▸ DIRECTION
Write out the material again word for word, dropping any images it holds.

▸ SOURCE MATERIAL
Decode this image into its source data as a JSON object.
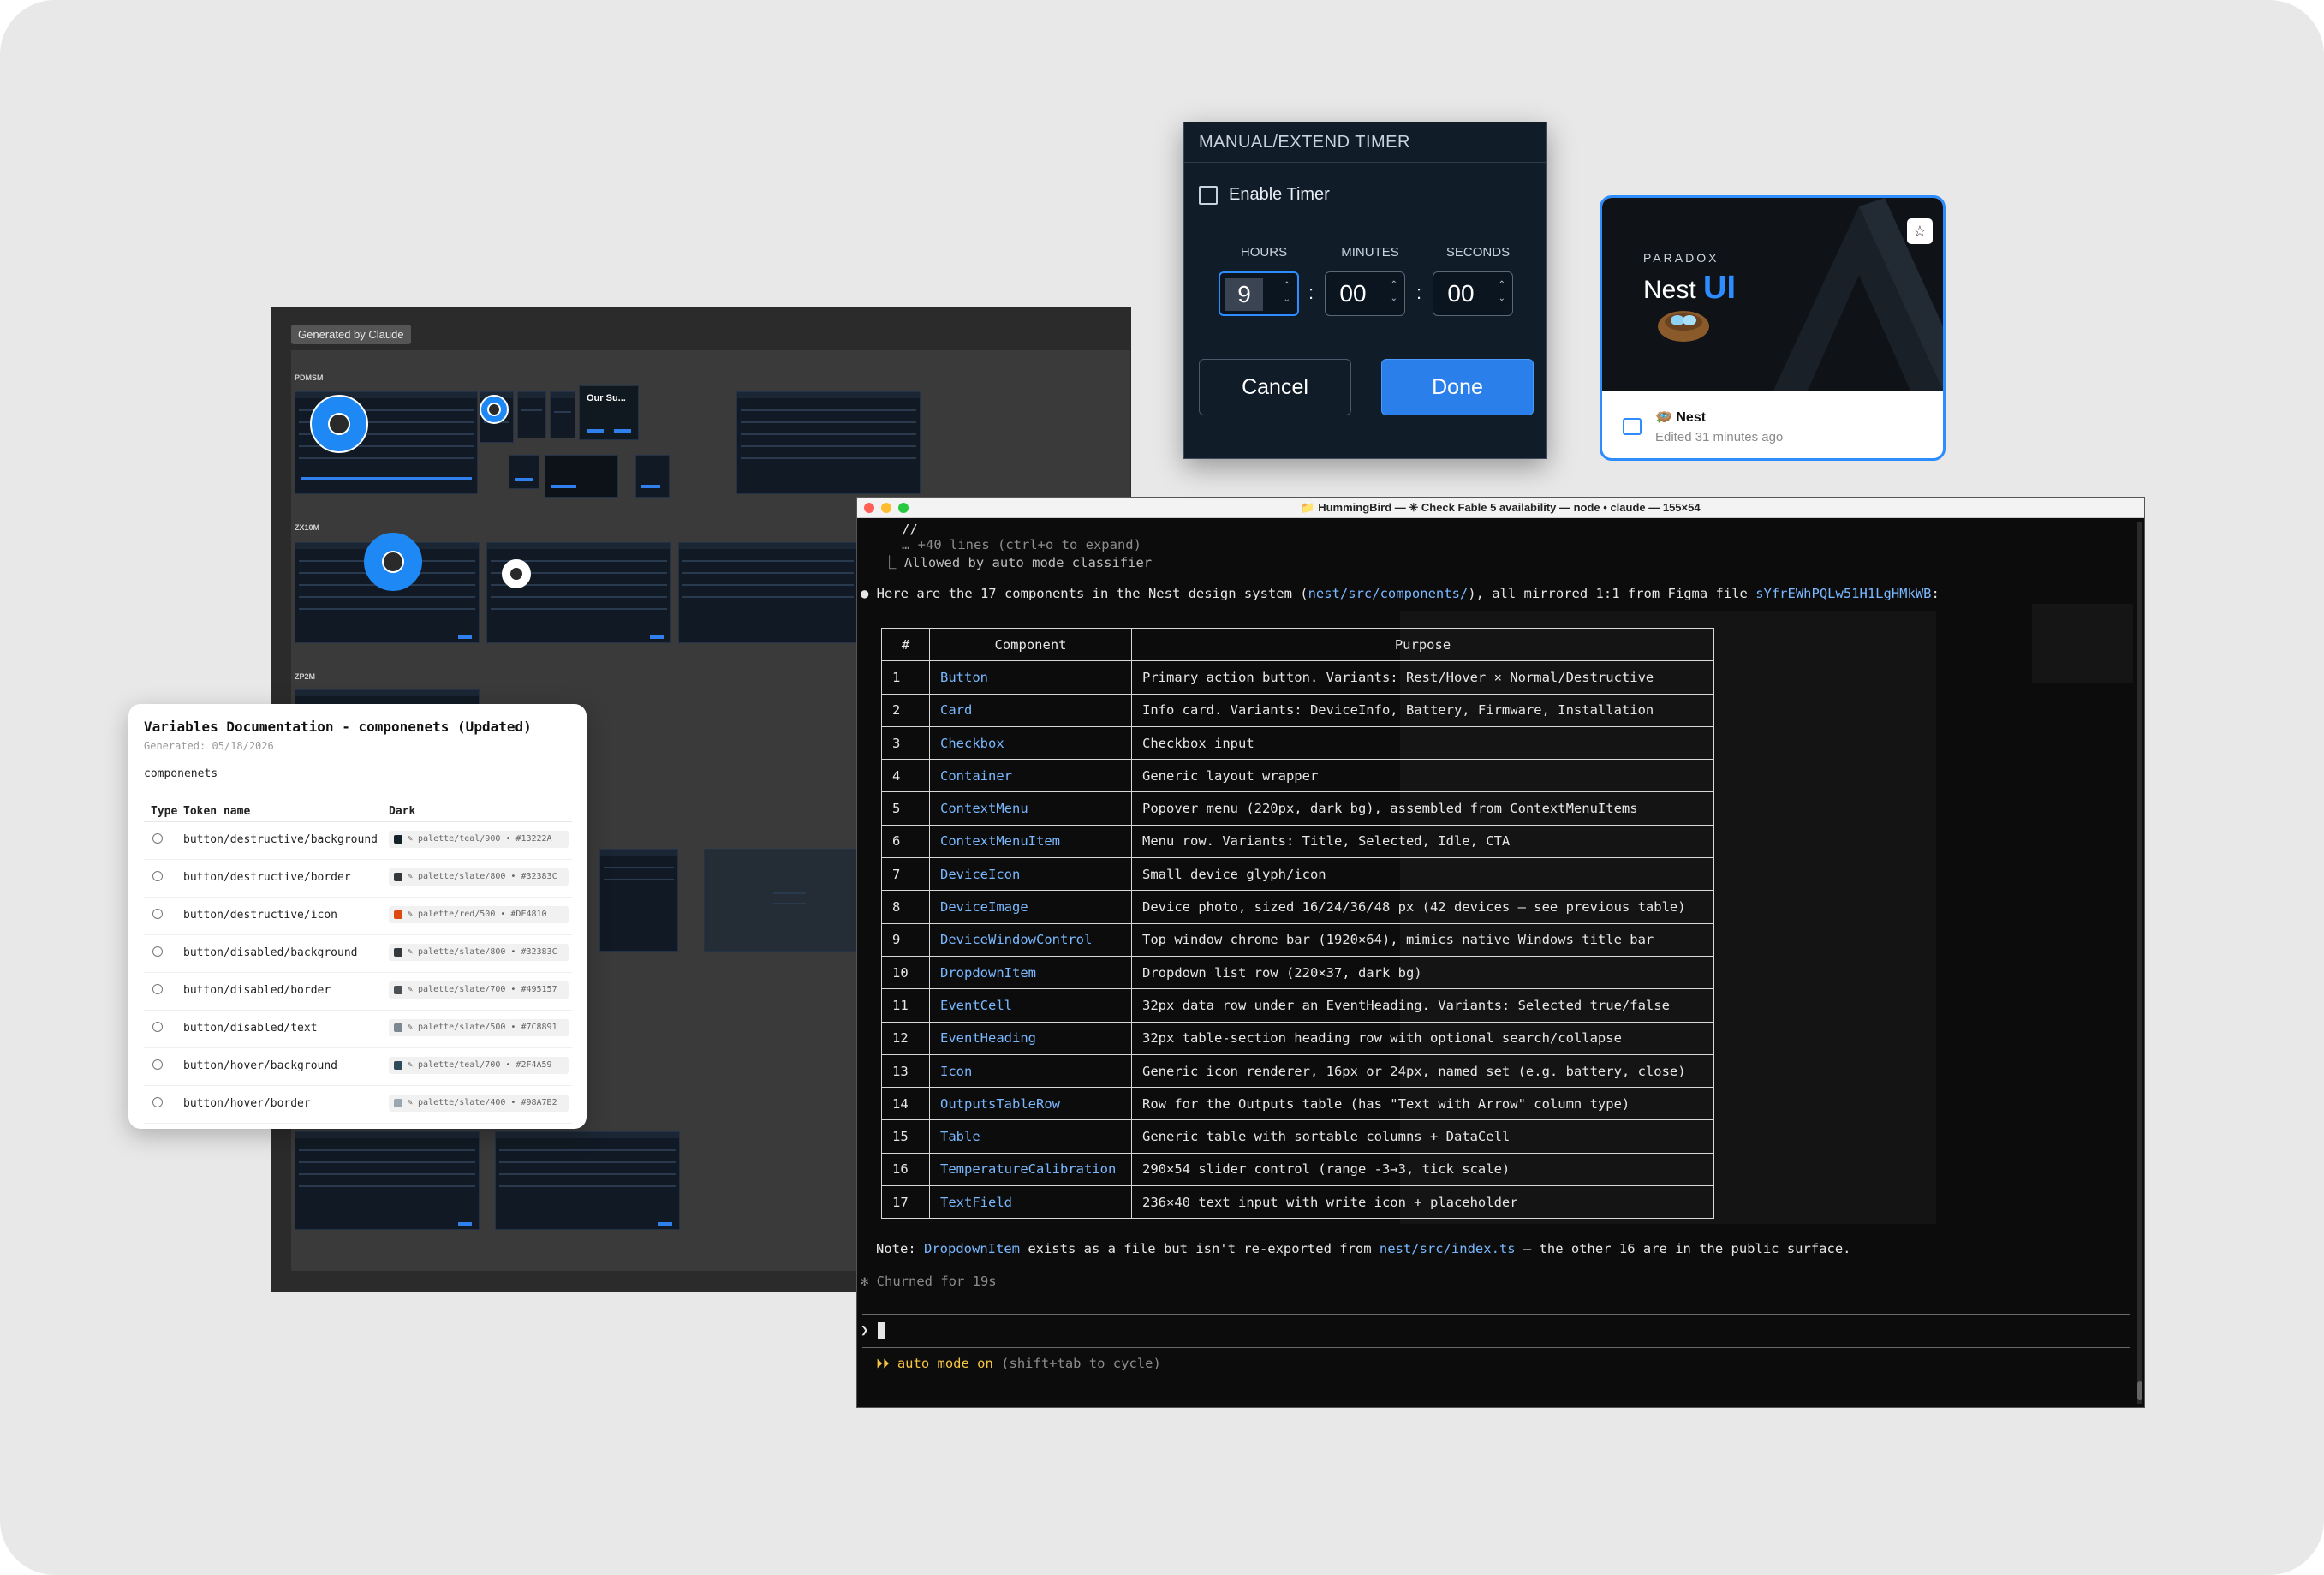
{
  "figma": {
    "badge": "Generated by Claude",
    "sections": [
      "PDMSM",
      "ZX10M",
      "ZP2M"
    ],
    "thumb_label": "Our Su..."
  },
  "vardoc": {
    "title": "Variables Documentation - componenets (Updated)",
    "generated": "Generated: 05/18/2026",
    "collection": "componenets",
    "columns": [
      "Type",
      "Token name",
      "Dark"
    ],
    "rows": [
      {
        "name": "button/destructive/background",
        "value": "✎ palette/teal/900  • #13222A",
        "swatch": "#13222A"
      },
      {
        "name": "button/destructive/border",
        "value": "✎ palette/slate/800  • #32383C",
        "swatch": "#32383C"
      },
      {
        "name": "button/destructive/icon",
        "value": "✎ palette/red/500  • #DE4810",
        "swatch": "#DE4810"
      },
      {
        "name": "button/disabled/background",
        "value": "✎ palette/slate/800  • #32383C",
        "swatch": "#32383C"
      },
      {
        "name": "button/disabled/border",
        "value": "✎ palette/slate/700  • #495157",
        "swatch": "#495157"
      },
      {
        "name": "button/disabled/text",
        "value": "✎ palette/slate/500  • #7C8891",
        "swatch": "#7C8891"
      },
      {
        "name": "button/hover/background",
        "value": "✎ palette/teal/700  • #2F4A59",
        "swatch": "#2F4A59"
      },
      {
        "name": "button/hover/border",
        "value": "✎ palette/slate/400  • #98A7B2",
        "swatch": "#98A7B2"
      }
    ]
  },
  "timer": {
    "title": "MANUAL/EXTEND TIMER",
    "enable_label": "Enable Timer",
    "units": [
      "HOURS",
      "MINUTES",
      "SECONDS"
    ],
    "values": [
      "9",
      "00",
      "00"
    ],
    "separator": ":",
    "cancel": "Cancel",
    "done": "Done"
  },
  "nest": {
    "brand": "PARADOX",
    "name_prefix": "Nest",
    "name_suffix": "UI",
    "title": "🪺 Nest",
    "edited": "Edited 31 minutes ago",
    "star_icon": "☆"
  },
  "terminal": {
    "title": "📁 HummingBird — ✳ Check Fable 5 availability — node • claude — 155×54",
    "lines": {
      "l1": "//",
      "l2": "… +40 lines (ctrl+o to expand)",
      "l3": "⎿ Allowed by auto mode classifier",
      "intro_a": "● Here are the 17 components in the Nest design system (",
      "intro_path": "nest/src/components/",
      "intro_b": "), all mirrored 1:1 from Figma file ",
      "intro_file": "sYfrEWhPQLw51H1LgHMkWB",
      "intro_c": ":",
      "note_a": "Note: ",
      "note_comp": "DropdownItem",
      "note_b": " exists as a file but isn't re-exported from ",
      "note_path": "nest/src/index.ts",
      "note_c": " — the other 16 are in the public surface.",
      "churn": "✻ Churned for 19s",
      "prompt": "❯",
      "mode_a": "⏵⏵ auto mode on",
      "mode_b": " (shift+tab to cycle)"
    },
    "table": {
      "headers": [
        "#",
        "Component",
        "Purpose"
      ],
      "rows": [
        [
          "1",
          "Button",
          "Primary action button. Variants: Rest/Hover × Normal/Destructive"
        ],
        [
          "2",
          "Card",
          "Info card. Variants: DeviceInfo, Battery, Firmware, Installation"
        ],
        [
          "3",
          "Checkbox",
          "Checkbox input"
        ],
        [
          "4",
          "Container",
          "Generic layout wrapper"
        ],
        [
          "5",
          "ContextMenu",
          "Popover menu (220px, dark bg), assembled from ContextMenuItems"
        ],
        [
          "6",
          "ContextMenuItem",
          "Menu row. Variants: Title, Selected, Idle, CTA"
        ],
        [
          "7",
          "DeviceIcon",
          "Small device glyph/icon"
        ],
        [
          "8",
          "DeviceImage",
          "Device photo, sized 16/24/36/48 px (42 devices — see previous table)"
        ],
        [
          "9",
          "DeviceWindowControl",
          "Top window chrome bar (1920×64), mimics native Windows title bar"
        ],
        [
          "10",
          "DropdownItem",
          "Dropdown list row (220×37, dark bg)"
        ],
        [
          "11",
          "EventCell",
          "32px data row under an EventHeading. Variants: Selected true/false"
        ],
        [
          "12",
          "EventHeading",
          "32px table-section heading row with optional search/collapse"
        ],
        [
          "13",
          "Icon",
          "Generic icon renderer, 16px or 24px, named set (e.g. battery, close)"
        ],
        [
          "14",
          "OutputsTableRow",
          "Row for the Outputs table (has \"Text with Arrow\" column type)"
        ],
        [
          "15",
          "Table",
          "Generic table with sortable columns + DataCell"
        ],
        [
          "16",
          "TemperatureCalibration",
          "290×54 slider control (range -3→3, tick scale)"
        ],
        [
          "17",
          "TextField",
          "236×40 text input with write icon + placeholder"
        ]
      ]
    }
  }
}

▸ RESPONSE TO THE EXERCISE
Decode this image into its source data as a JSON object.
{
  "figma": {
    "badge": "Generated by Claude",
    "sections": [
      "PDMSM",
      "ZX10M",
      "ZP2M"
    ],
    "thumb_label": "Our Su..."
  },
  "vardoc": {
    "title": "Variables Documentation - componenets (Updated)",
    "generated": "Generated: 05/18/2026",
    "collection": "componenets",
    "columns": [
      "Type",
      "Token name",
      "Dark"
    ],
    "rows": [
      {
        "name": "button/destructive/background",
        "value": "✎ palette/teal/900  • #13222A",
        "swatch": "#13222A"
      },
      {
        "name": "button/destructive/border",
        "value": "✎ palette/slate/800  • #32383C",
        "swatch": "#32383C"
      },
      {
        "name": "button/destructive/icon",
        "value": "✎ palette/red/500  • #DE4810",
        "swatch": "#DE4810"
      },
      {
        "name": "button/disabled/background",
        "value": "✎ palette/slate/800  • #32383C",
        "swatch": "#32383C"
      },
      {
        "name": "button/disabled/border",
        "value": "✎ palette/slate/700  • #495157",
        "swatch": "#495157"
      },
      {
        "name": "button/disabled/text",
        "value": "✎ palette/slate/500  • #7C8891",
        "swatch": "#7C8891"
      },
      {
        "name": "button/hover/background",
        "value": "✎ palette/teal/700  • #2F4A59",
        "swatch": "#2F4A59"
      },
      {
        "name": "button/hover/border",
        "value": "✎ palette/slate/400  • #98A7B2",
        "swatch": "#98A7B2"
      }
    ]
  },
  "timer": {
    "title": "MANUAL/EXTEND TIMER",
    "enable_label": "Enable Timer",
    "units": [
      "HOURS",
      "MINUTES",
      "SECONDS"
    ],
    "values": [
      "9",
      "00",
      "00"
    ],
    "separator": ":",
    "cancel": "Cancel",
    "done": "Done"
  },
  "nest": {
    "brand": "PARADOX",
    "name_prefix": "Nest",
    "name_suffix": "UI",
    "title": "🪺 Nest",
    "edited": "Edited 31 minutes ago",
    "star_icon": "☆"
  },
  "terminal": {
    "title": "📁 HummingBird — ✳ Check Fable 5 availability — node • claude — 155×54",
    "lines": {
      "l1": "//",
      "l2": "… +40 lines (ctrl+o to expand)",
      "l3": "⎿ Allowed by auto mode classifier",
      "intro_a": "● Here are the 17 components in the Nest design system (",
      "intro_path": "nest/src/components/",
      "intro_b": "), all mirrored 1:1 from Figma file ",
      "intro_file": "sYfrEWhPQLw51H1LgHMkWB",
      "intro_c": ":",
      "note_a": "Note: ",
      "note_comp": "DropdownItem",
      "note_b": " exists as a file but isn't re-exported from ",
      "note_path": "nest/src/index.ts",
      "note_c": " — the other 16 are in the public surface.",
      "churn": "✻ Churned for 19s",
      "prompt": "❯",
      "mode_a": "⏵⏵ auto mode on",
      "mode_b": " (shift+tab to cycle)"
    },
    "table": {
      "headers": [
        "#",
        "Component",
        "Purpose"
      ],
      "rows": [
        [
          "1",
          "Button",
          "Primary action button. Variants: Rest/Hover × Normal/Destructive"
        ],
        [
          "2",
          "Card",
          "Info card. Variants: DeviceInfo, Battery, Firmware, Installation"
        ],
        [
          "3",
          "Checkbox",
          "Checkbox input"
        ],
        [
          "4",
          "Container",
          "Generic layout wrapper"
        ],
        [
          "5",
          "ContextMenu",
          "Popover menu (220px, dark bg), assembled from ContextMenuItems"
        ],
        [
          "6",
          "ContextMenuItem",
          "Menu row. Variants: Title, Selected, Idle, CTA"
        ],
        [
          "7",
          "DeviceIcon",
          "Small device glyph/icon"
        ],
        [
          "8",
          "DeviceImage",
          "Device photo, sized 16/24/36/48 px (42 devices — see previous table)"
        ],
        [
          "9",
          "DeviceWindowControl",
          "Top window chrome bar (1920×64), mimics native Windows title bar"
        ],
        [
          "10",
          "DropdownItem",
          "Dropdown list row (220×37, dark bg)"
        ],
        [
          "11",
          "EventCell",
          "32px data row under an EventHeading. Variants: Selected true/false"
        ],
        [
          "12",
          "EventHeading",
          "32px table-section heading row with optional search/collapse"
        ],
        [
          "13",
          "Icon",
          "Generic icon renderer, 16px or 24px, named set (e.g. battery, close)"
        ],
        [
          "14",
          "OutputsTableRow",
          "Row for the Outputs table (has \"Text with Arrow\" column type)"
        ],
        [
          "15",
          "Table",
          "Generic table with sortable columns + DataCell"
        ],
        [
          "16",
          "TemperatureCalibration",
          "290×54 slider control (range -3→3, tick scale)"
        ],
        [
          "17",
          "TextField",
          "236×40 text input with write icon + placeholder"
        ]
      ]
    }
  }
}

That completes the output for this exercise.